Short task » Tell how many lines have the string "series" in them, and write nothing besides the number.

(Dataset items)
# # # # # # #
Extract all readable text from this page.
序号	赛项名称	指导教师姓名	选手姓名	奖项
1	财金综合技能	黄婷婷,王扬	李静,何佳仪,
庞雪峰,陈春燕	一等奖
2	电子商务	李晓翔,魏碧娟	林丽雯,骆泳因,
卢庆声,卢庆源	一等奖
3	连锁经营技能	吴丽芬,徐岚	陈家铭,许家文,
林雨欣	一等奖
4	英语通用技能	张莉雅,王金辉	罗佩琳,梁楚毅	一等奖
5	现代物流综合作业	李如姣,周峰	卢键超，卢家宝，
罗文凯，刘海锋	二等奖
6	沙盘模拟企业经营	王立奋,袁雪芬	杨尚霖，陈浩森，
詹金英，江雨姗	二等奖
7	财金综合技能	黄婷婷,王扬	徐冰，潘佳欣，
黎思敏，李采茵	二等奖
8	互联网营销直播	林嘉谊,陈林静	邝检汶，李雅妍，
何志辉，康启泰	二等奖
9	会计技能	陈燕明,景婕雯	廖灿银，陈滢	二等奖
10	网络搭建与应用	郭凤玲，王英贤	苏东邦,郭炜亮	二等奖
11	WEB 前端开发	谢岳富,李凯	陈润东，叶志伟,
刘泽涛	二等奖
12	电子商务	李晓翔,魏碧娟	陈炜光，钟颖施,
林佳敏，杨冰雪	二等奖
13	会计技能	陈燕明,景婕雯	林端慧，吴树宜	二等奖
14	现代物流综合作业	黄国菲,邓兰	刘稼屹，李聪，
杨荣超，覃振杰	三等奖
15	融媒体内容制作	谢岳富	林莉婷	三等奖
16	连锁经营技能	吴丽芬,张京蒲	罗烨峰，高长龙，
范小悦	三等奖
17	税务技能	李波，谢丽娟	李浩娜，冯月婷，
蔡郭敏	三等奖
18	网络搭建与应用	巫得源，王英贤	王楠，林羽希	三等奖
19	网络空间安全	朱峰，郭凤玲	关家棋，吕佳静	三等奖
# # # # # # #
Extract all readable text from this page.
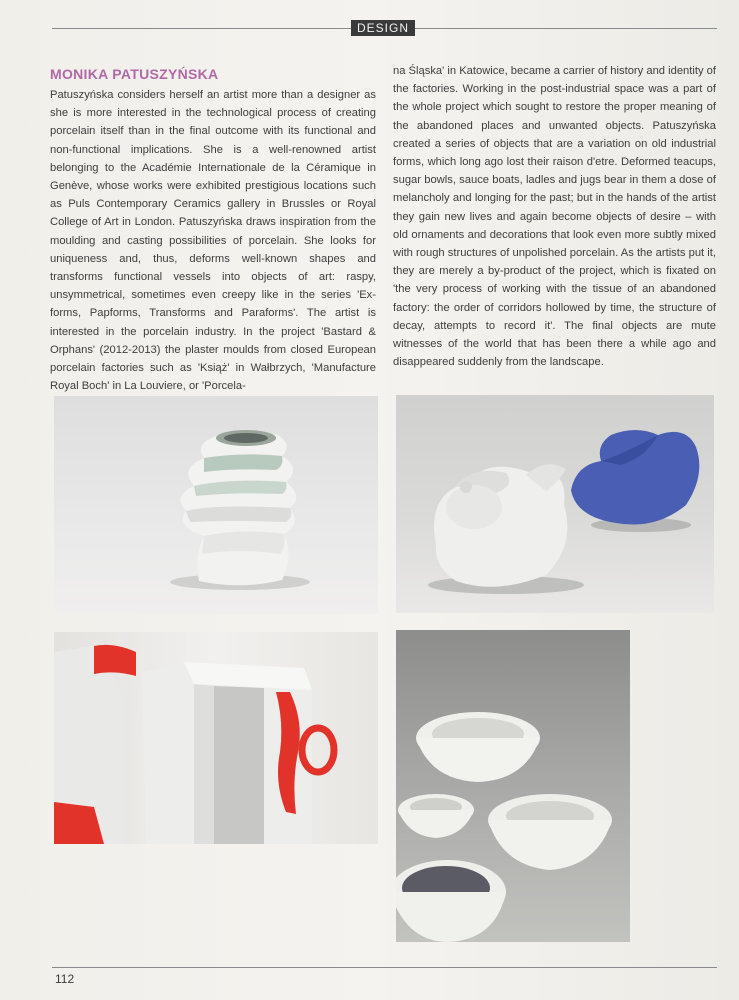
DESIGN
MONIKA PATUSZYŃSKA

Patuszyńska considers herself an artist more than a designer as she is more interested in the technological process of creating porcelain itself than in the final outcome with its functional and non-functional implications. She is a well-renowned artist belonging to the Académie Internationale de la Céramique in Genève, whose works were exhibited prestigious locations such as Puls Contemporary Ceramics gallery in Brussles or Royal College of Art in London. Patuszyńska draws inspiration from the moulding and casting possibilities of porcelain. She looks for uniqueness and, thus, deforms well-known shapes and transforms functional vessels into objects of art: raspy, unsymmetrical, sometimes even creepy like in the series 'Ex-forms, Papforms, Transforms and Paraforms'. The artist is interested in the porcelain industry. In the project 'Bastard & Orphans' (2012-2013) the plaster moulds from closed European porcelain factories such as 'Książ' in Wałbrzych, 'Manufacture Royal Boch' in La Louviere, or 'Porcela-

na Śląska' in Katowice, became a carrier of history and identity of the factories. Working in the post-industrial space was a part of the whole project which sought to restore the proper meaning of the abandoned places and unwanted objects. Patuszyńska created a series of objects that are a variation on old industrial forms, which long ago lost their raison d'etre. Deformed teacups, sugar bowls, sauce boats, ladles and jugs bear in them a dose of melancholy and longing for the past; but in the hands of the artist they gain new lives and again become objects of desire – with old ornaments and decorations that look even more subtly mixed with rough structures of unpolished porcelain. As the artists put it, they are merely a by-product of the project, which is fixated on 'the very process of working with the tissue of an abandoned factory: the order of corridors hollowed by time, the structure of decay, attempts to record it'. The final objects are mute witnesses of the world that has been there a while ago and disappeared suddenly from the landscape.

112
# # # # # # #
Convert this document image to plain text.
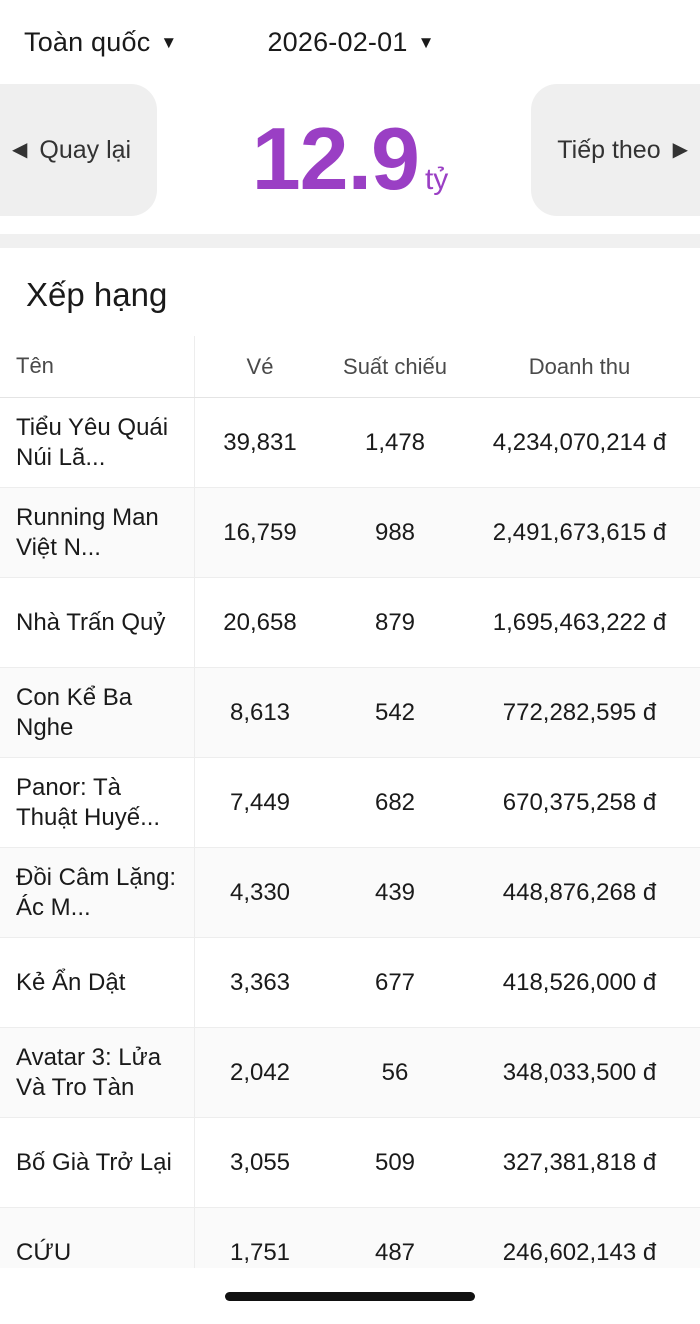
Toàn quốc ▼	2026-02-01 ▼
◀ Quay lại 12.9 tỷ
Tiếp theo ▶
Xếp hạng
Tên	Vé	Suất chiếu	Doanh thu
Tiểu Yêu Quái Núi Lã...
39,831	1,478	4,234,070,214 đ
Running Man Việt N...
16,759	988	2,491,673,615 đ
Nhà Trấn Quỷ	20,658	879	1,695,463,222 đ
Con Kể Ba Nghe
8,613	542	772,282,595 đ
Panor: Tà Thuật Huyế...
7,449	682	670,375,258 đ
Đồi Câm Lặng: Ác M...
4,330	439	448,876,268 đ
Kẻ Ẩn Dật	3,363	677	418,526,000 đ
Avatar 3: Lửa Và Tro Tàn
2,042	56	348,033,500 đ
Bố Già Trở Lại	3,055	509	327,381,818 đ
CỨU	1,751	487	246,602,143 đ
# # # # # # #
Output for this task » 2